**Stated task:** Every line of the listing must be reproduced as it stands. Leave the images behind.

[Figure contents as structured data]
╔══
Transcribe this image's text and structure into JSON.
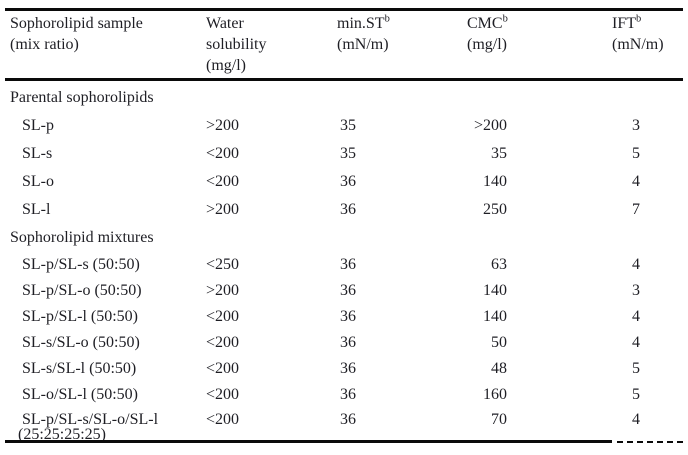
{
  "page": {
    "background": "#ffffff",
    "text_color": "#1e1e24",
    "rule_color": "#0a0a0a"
  },
  "table": {
    "headers": [
      {
        "title": "Sophorolipid sample",
        "sup": "",
        "sub": "(mix ratio)"
      },
      {
        "title": "Water solubility",
        "sup": "",
        "sub": "(mg/l)"
      },
      {
        "title": "min.ST",
        "sup": "b",
        "sub": "(mN/m)"
      },
      {
        "title": "CMC",
        "sup": "b",
        "sub": "(mg/l)"
      },
      {
        "title": "IFT",
        "sup": "b",
        "sub": "(mN/m)"
      }
    ],
    "sections": [
      {
        "title": "Parental sophorolipids",
        "rows": [
          {
            "sample": "SL-p",
            "water_solubility": ">200",
            "min_st": "35",
            "cmc": ">200",
            "ift": "3"
          },
          {
            "sample": "SL-s",
            "water_solubility": "<200",
            "min_st": "35",
            "cmc": "35",
            "ift": "5"
          },
          {
            "sample": "SL-o",
            "water_solubility": "<200",
            "min_st": "36",
            "cmc": "140",
            "ift": "4"
          },
          {
            "sample": "SL-l",
            "water_solubility": ">200",
            "min_st": "36",
            "cmc": "250",
            "ift": "7"
          }
        ]
      },
      {
        "title": "Sophorolipid mixtures",
        "rows": [
          {
            "sample": "SL-p/SL-s (50:50)",
            "water_solubility": "<250",
            "min_st": "36",
            "cmc": "63",
            "ift": "4"
          },
          {
            "sample": "SL-p/SL-o (50:50)",
            "water_solubility": ">200",
            "min_st": "36",
            "cmc": "140",
            "ift": "3"
          },
          {
            "sample": "SL-p/SL-l (50:50)",
            "water_solubility": "<200",
            "min_st": "36",
            "cmc": "140",
            "ift": "4"
          },
          {
            "sample": "SL-s/SL-o (50:50)",
            "water_solubility": "<200",
            "min_st": "36",
            "cmc": "50",
            "ift": "4"
          },
          {
            "sample": "SL-s/SL-l (50:50)",
            "water_solubility": "<200",
            "min_st": "36",
            "cmc": "48",
            "ift": "5"
          },
          {
            "sample": "SL-o/SL-l (50:50)",
            "water_solubility": "<200",
            "min_st": "36",
            "cmc": "160",
            "ift": "5"
          },
          {
            "sample": "SL-p/SL-s/SL-o/SL-l",
            "sample_line2": "(25:25:25:25)",
            "water_solubility": "<200",
            "min_st": "36",
            "cmc": "70",
            "ift": "4"
          }
        ]
      }
    ]
  }
}
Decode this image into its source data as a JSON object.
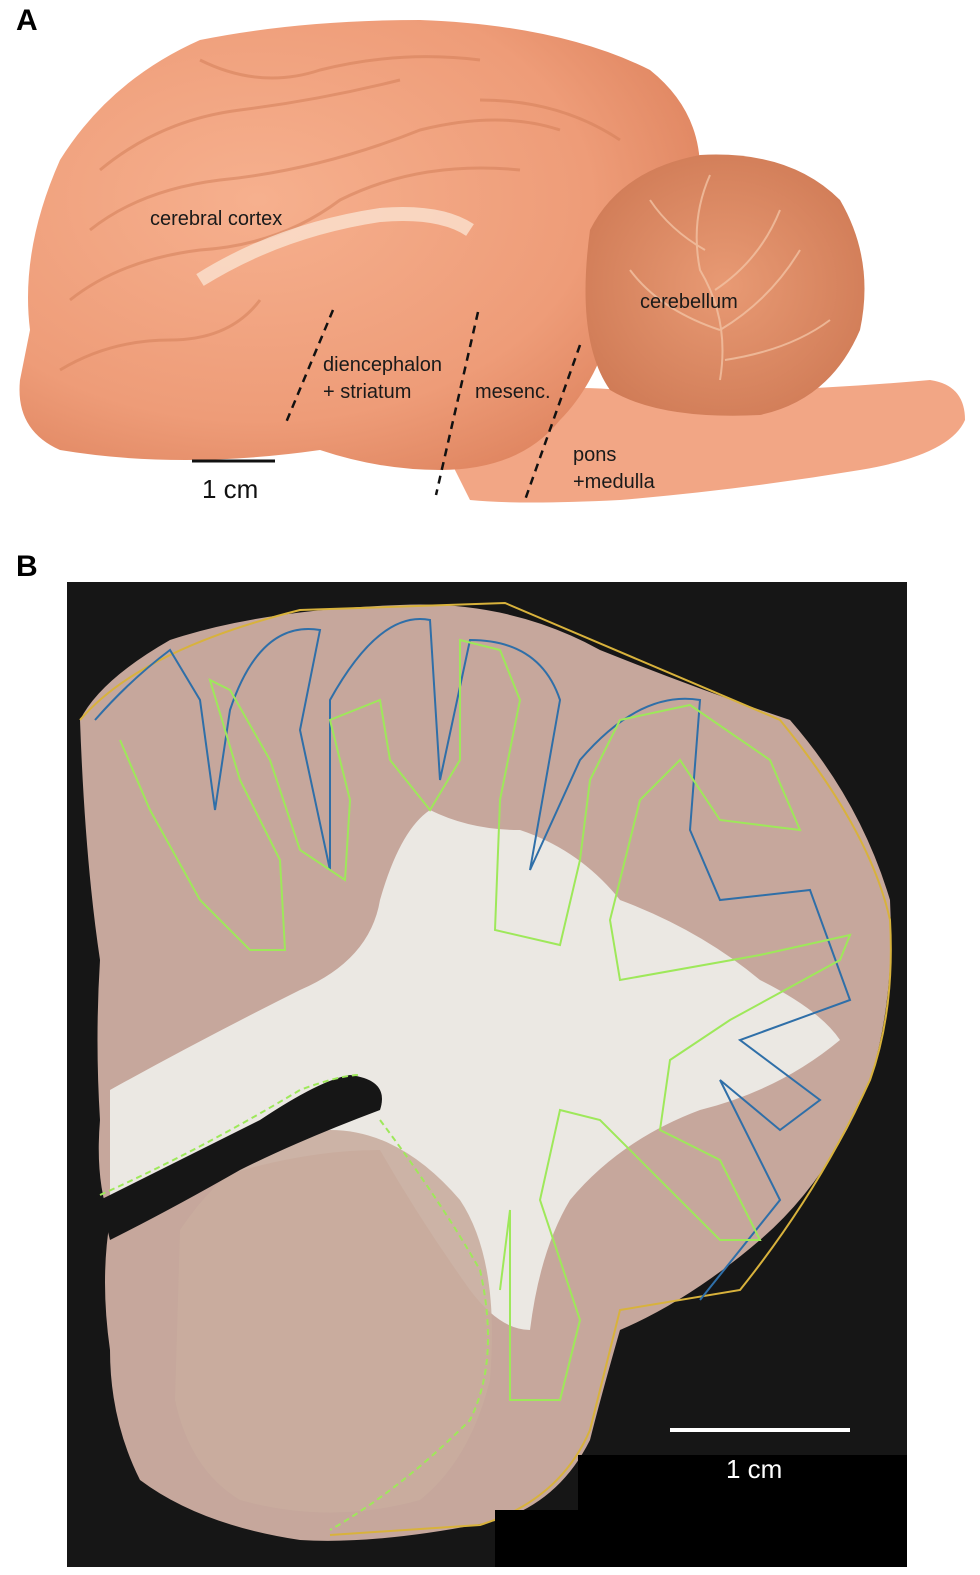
{
  "panel_a": {
    "letter": "A",
    "labels": {
      "cortex": "cerebral cortex",
      "cerebellum": "cerebellum",
      "diencephalon_line1": "diencephalon",
      "diencephalon_line2": "+ striatum",
      "mesenc": "mesenc.",
      "pons_line1": "pons",
      "pons_line2": "+medulla"
    },
    "scale_label": "1 cm"
  },
  "panel_b": {
    "letter": "B",
    "scale_label": "1 cm"
  },
  "colors": {
    "brain_tissue": "#f0a07e",
    "cerebellum": "#e3926c",
    "white_matter": "#ece9e4",
    "grey_matter": "#c7a89d",
    "background_b": "#141414",
    "outline_yellow": "#d8b23c",
    "outline_green": "#9ee85a",
    "outline_blue": "#2f6fa8"
  }
}
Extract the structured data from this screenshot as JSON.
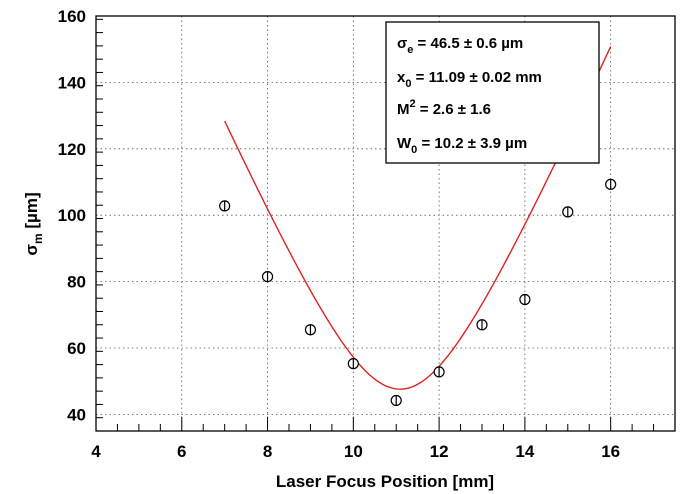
{
  "chart_data": {
    "type": "scatter",
    "xlabel": "Laser Focus Position [mm]",
    "ylabel": {
      "symbol": "σ",
      "subscript": "m",
      "unit": " [µm]"
    },
    "xlim": [
      4,
      17.5
    ],
    "ylim": [
      35,
      160
    ],
    "x_ticks": [
      4,
      6,
      8,
      10,
      12,
      14,
      16
    ],
    "y_ticks": [
      40,
      60,
      80,
      100,
      120,
      140,
      160
    ],
    "grid": true,
    "marker_color": "#000000",
    "fit_color": "#dd2222",
    "points": [
      {
        "x": 7,
        "y": 102.8,
        "err": 1.0
      },
      {
        "x": 8,
        "y": 81.5,
        "err": 1.0
      },
      {
        "x": 9,
        "y": 65.5,
        "err": 1.0
      },
      {
        "x": 10,
        "y": 55.3,
        "err": 1.0
      },
      {
        "x": 11,
        "y": 44.2,
        "err": 1.0
      },
      {
        "x": 12,
        "y": 52.8,
        "err": 1.0
      },
      {
        "x": 13,
        "y": 67.0,
        "err": 1.0
      },
      {
        "x": 14,
        "y": 74.6,
        "err": 1.0
      },
      {
        "x": 15,
        "y": 101.0,
        "err": 1.0
      },
      {
        "x": 16,
        "y": 109.3,
        "err": 1.0
      }
    ],
    "fit": {
      "name": "",
      "x_range": [
        7,
        16
      ],
      "sigma_e": 46.5,
      "x0": 11.09,
      "W0": 10.2
    },
    "stats_box": {
      "lines": [
        {
          "sym": "σ",
          "sub": "e",
          "sup": "",
          "text": " = 46.5 ± 0.6 µm"
        },
        {
          "sym": "x",
          "sub": "0",
          "sup": "",
          "text": " = 11.09 ± 0.02 mm"
        },
        {
          "sym": "M",
          "sub": "",
          "sup": "2",
          "text": " =  2.6 ± 1.6"
        },
        {
          "sym": "W",
          "sub": "0",
          "sup": "",
          "text": " = 10.2 ± 3.9 µm"
        }
      ]
    }
  }
}
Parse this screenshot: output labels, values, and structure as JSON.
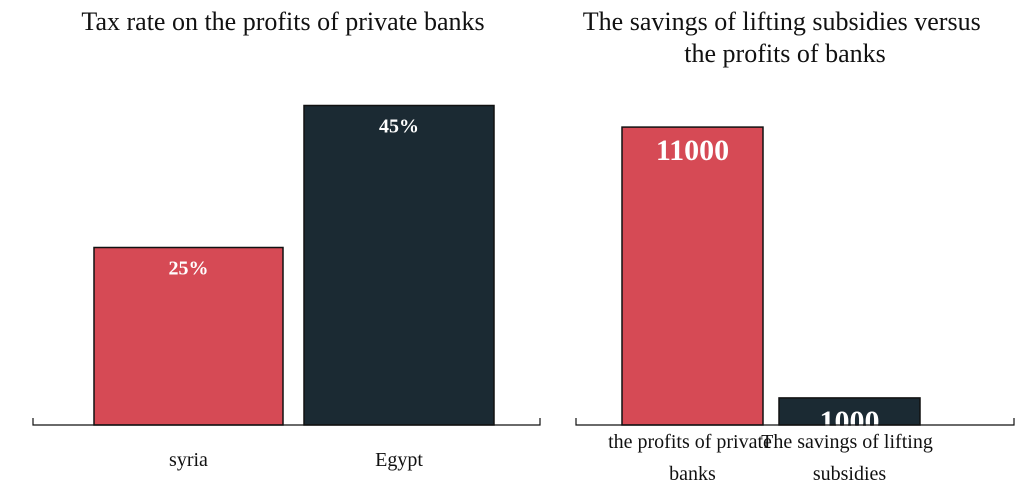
{
  "chart_data": [
    {
      "type": "bar",
      "title": "Tax rate on the profits of private banks",
      "categories": [
        "syria",
        "Egypt"
      ],
      "values": [
        25,
        45
      ],
      "value_labels": [
        "25%",
        "45%"
      ],
      "colors": [
        "#d64a55",
        "#1b2a33"
      ],
      "ylim": [
        0,
        50
      ]
    },
    {
      "type": "bar",
      "title": "The savings of lifting subsidies versus the profits of banks",
      "categories": [
        "the profits of private banks",
        "The savings of lifting subsidies"
      ],
      "values": [
        11000,
        1000
      ],
      "colors": [
        "#d64a55",
        "#1b2a33"
      ],
      "ylim": [
        0,
        12000
      ]
    }
  ]
}
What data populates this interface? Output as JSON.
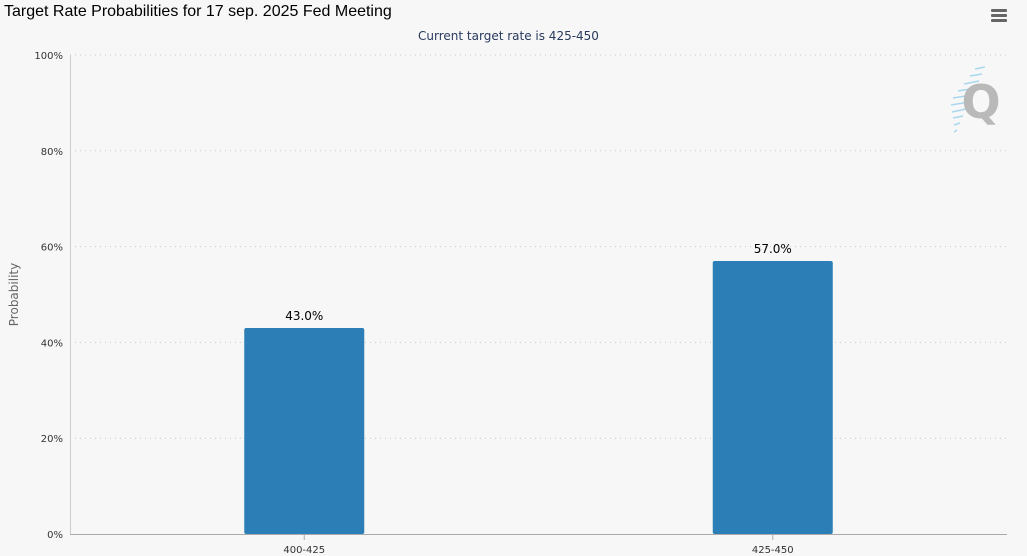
{
  "header": {
    "title": "Target Rate Probabilities for 17 sep. 2025 Fed Meeting",
    "subtitle": "Current target rate is 425-450"
  },
  "watermark": {
    "icon": "q-logo-icon",
    "text": "Q"
  },
  "menu": {
    "icon": "hamburger-menu-icon"
  },
  "chart_data": {
    "type": "bar",
    "title": "Target Rate Probabilities for 17 sep. 2025 Fed Meeting",
    "subtitle": "Current target rate is 425-450",
    "categories": [
      "400-425",
      "425-450"
    ],
    "values": [
      43.0,
      57.0
    ],
    "data_labels": [
      "43.0%",
      "57.0%"
    ],
    "xlabel": "",
    "ylabel": "Probability",
    "ylim": [
      0,
      100
    ],
    "yticks": [
      0,
      20,
      40,
      60,
      80,
      100
    ],
    "ytick_labels": [
      "0%",
      "20%",
      "40%",
      "60%",
      "80%",
      "100%"
    ],
    "grid": true,
    "bar_color": "#2b7eb6",
    "grid_color": "#c8c8c8",
    "legend": "none"
  }
}
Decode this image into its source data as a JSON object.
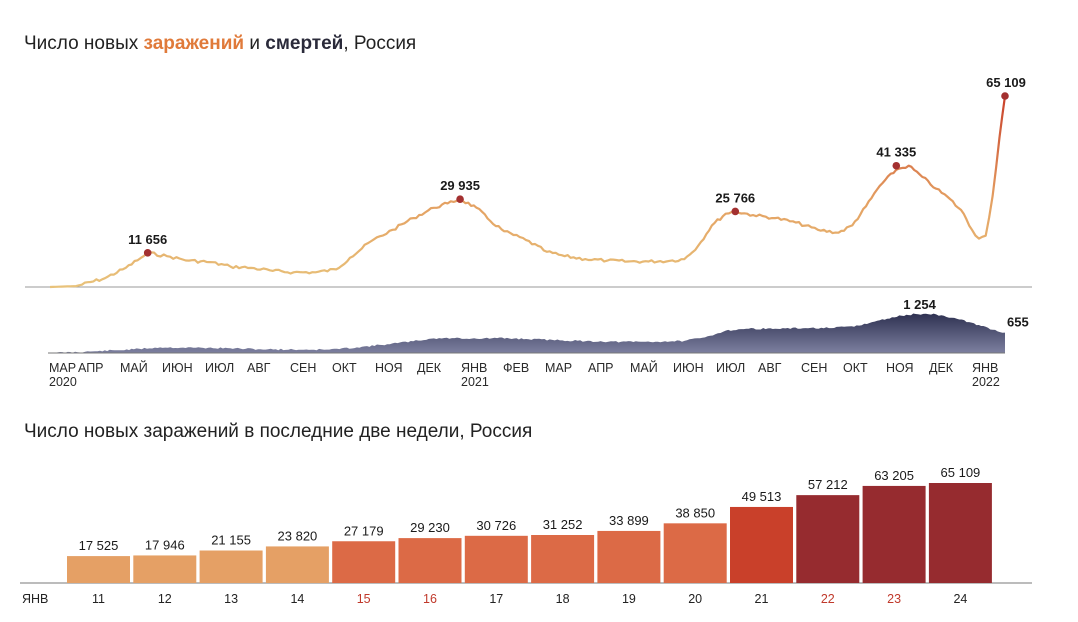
╚══
**Result:**
Transcribe this image's text and structure into JSON.
{
  "page": {
    "background": "#ffffff",
    "text_color": "#1e1e24",
    "rule_color": "#0a0a0a"
  },
  "table": {
    "headers": [
      {
        "title": "Sophorolipid sample",
        "sup": "",
        "sub": "(mix ratio)"
      },
      {
        "title": "Water solubility",
        "sup": "",
        "sub": "(mg/l)"
      },
      {
        "title": "min.ST",
        "sup": "b",
        "sub": "(mN/m)"
      },
      {
        "title": "CMC",
        "sup": "b",
        "sub": "(mg/l)"
      },
      {
        "title": "IFT",
        "sup": "b",
        "sub": "(mN/m)"
      }
    ],
    "sections": [
      {
        "title": "Parental sophorolipids",
        "rows": [
          {
            "sample": "SL-p",
            "water_solubility": ">200",
            "min_st": "35",
            "cmc": ">200",
            "ift": "3"
          },
          {
            "sample": "SL-s",
            "water_solubility": "<200",
            "min_st": "35",
            "cmc": "35",
            "ift": "5"
          },
          {
            "sample": "SL-o",
            "water_solubility": "<200",
            "min_st": "36",
            "cmc": "140",
            "ift": "4"
          },
          {
            "sample": "SL-l",
            "water_solubility": ">200",
            "min_st": "36",
            "cmc": "250",
            "ift": "7"
          }
        ]
      },
      {
        "title": "Sophorolipid mixtures",
        "rows": [
          {
            "sample": "SL-p/SL-s (50:50)",
            "water_solubility": "<250",
            "min_st": "36",
            "cmc": "63",
            "ift": "4"
          },
          {
            "sample": "SL-p/SL-o (50:50)",
            "water_solubility": ">200",
            "min_st": "36",
            "cmc": "140",
            "ift": "3"
          },
          {
            "sample": "SL-p/SL-l (50:50)",
            "water_solubility": "<200",
            "min_st": "36",
            "cmc": "140",
            "ift": "4"
          },
          {
            "sample": "SL-s/SL-o (50:50)",
            "water_solubility": "<200",
            "min_st": "36",
            "cmc": "50",
            "ift": "4"
          },
          {
            "sample": "SL-s/SL-l (50:50)",
            "water_solubility": "<200",
            "min_st": "36",
            "cmc": "48",
            "ift": "5"
          },
          {
            "sample": "SL-o/SL-l (50:50)",
            "water_solubility": "<200",
            "min_st": "36",
            "cmc": "160",
            "ift": "5"
          },
          {
            "sample": "SL-p/SL-s/SL-o/SL-l",
            "sample_line2": "(25:25:25:25)",
            "water_solubility": "<200",
            "min_st": "36",
            "cmc": "70",
            "ift": "4"
          }
        ]
      }
    ]
  }
}
Decode this image into its source data as a JSON object.
{
  "panel_a": {
    "letter": "A",
    "labels": {
      "cortex": "cerebral cortex",
      "cerebellum": "cerebellum",
      "diencephalon_line1": "diencephalon",
      "diencephalon_line2": "+ striatum",
      "mesenc": "mesenc.",
      "pons_line1": "pons",
      "pons_line2": "+medulla"
    },
    "scale_label": "1 cm"
  },
  "panel_b": {
    "letter": "B",
    "scale_label": "1 cm"
  },
  "colors": {
    "brain_tissue": "#f0a07e",
    "cerebellum": "#e3926c",
    "white_matter": "#ece9e4",
    "grey_matter": "#c7a89d",
    "background_b": "#141414",
    "outline_yellow": "#d8b23c",
    "outline_green": "#9ee85a",
    "outline_blue": "#2f6fa8"
  }
}
Extract the structured data from this screenshot as JSON.
{
  "chart_data": {
    "type": "scatter",
    "xlabel": "Laser Focus Position [mm]",
    "ylabel": {
      "symbol": "σ",
      "subscript": "m",
      "unit": " [µm]"
    },
    "xlim": [
      4,
      17.5
    ],
    "ylim": [
      35,
      160
    ],
    "x_ticks": [
      4,
      6,
      8,
      10,
      12,
      14,
      16
    ],
    "y_ticks": [
      40,
      60,
      80,
      100,
      120,
      140,
      160
    ],
    "grid": true,
    "marker_color": "#000000",
    "fit_color": "#dd2222",
    "points": [
      {
        "x": 7,
        "y": 102.8,
        "err": 1.0
      },
      {
        "x": 8,
        "y": 81.5,
        "err": 1.0
      },
      {
        "x": 9,
        "y": 65.5,
        "err": 1.0
      },
      {
        "x": 10,
        "y": 55.3,
        "err": 1.0
      },
      {
        "x": 11,
        "y": 44.2,
        "err": 1.0
      },
      {
        "x": 12,
        "y": 52.8,
        "err": 1.0
      },
      {
        "x": 13,
        "y": 67.0,
        "err": 1.0
      },
      {
        "x": 14,
        "y": 74.6,
        "err": 1.0
      },
      {
        "x": 15,
        "y": 101.0,
        "err": 1.0
      },
      {
        "x": 16,
        "y": 109.3,
        "err": 1.0
      }
    ],
    "fit": {
      "name": "",
      "x_range": [
        7,
        16
      ],
      "sigma_e": 46.5,
      "x0": 11.09,
      "W0": 10.2
    },
    "stats_box": {
      "lines": [
        {
          "sym": "σ",
          "sub": "e",
          "sup": "",
          "text": " = 46.5 ± 0.6 µm"
        },
        {
          "sym": "x",
          "sub": "0",
          "sup": "",
          "text": " = 11.09 ± 0.02 mm"
        },
        {
          "sym": "M",
          "sub": "",
          "sup": "2",
          "text": " =  2.6 ± 1.6"
        },
        {
          "sym": "W",
          "sub": "0",
          "sup": "",
          "text": " = 10.2 ± 3.9 µm"
        }
      ]
    }
  }
}
Parse this screenshot: output labels, values, and structure as JSON.
{
  "chart_data": [
    {
      "type": "bar",
      "title": "Tax rate on the profits of private banks",
      "categories": [
        "syria",
        "Egypt"
      ],
      "values": [
        25,
        45
      ],
      "value_labels": [
        "25%",
        "45%"
      ],
      "colors": [
        "#d64a55",
        "#1b2a33"
      ],
      "ylim": [
        0,
        50
      ]
    },
    {
      "type": "bar",
      "title": "The savings of lifting subsidies versus the profits of banks",
      "categories": [
        "the profits of private banks",
        "The savings of lifting subsidies"
      ],
      "values": [
        11000,
        1000
      ],
      "colors": [
        "#d64a55",
        "#1b2a33"
      ],
      "ylim": [
        0,
        12000
      ]
    }
  ]
}
What data populates this interface? Output as JSON.
{
  "header": {
    "title": "Target Rate Probabilities for 17 sep. 2025 Fed Meeting",
    "subtitle": "Current target rate is 425-450"
  },
  "watermark": {
    "icon": "q-logo-icon",
    "text": "Q"
  },
  "menu": {
    "icon": "hamburger-menu-icon"
  },
  "chart_data": {
    "type": "bar",
    "title": "Target Rate Probabilities for 17 sep. 2025 Fed Meeting",
    "subtitle": "Current target rate is 425-450",
    "categories": [
      "400-425",
      "425-450"
    ],
    "values": [
      43.0,
      57.0
    ],
    "data_labels": [
      "43.0%",
      "57.0%"
    ],
    "xlabel": "",
    "ylabel": "Probability",
    "ylim": [
      0,
      100
    ],
    "yticks": [
      0,
      20,
      40,
      60,
      80,
      100
    ],
    "ytick_labels": [
      "0%",
      "20%",
      "40%",
      "60%",
      "80%",
      "100%"
    ],
    "grid": true,
    "bar_color": "#2b7eb6",
    "grid_color": "#c8c8c8",
    "legend": "none"
  }
}
Decode this image into its source data as a JSON object.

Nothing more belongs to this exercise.